YOUR OBJECTIVE —
Reproduce the whole listing, character for character.

GIVEN RECORDS —
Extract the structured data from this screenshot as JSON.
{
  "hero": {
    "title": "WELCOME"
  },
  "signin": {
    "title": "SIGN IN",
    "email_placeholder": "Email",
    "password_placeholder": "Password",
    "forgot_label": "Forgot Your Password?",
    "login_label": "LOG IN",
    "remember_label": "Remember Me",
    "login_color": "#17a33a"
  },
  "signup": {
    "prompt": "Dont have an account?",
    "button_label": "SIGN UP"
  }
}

RESPONSE —
Extract the structured data from this screenshot as JSON.
{
  "hero": {
    "title": "WELCOME"
  },
  "signin": {
    "title": "SIGN IN",
    "email_placeholder": "Email",
    "password_placeholder": "Password",
    "forgot_label": "Forgot Your Password?",
    "login_label": "LOG IN",
    "remember_label": "Remember Me",
    "login_color": "#17a33a"
  },
  "signup": {
    "prompt": "Dont have an account?",
    "button_label": "SIGN UP"
  }
}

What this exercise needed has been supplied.